[begin INPUT ROWS]

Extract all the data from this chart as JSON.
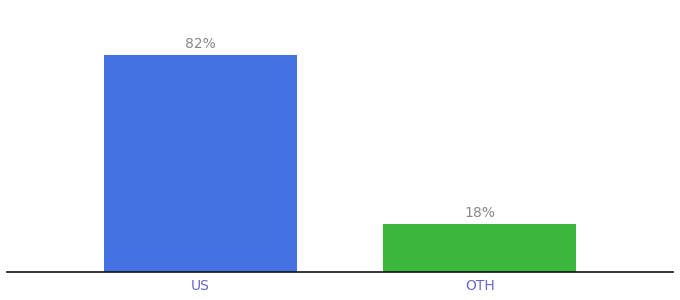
{
  "categories": [
    "US",
    "OTH"
  ],
  "values": [
    82,
    18
  ],
  "bar_colors": [
    "#4472e3",
    "#3cb63c"
  ],
  "labels": [
    "82%",
    "18%"
  ],
  "ylim": [
    0,
    100
  ],
  "background_color": "#ffffff",
  "label_fontsize": 10,
  "tick_fontsize": 10,
  "bar_width": 0.45,
  "x_positions": [
    0.35,
    1.0
  ],
  "xlim": [
    -0.1,
    1.45
  ]
}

[end INPUT ROWS]

Go through the listing above and write it out again exactly, dropping the pictures.

▶ **EXERCISE ANSWER**:
Extract all the data from this chart as JSON.
{
  "categories": [
    "US",
    "OTH"
  ],
  "values": [
    82,
    18
  ],
  "bar_colors": [
    "#4472e3",
    "#3cb63c"
  ],
  "labels": [
    "82%",
    "18%"
  ],
  "ylim": [
    0,
    100
  ],
  "background_color": "#ffffff",
  "label_fontsize": 10,
  "tick_fontsize": 10,
  "bar_width": 0.45,
  "x_positions": [
    0.35,
    1.0
  ],
  "xlim": [
    -0.1,
    1.45
  ]
}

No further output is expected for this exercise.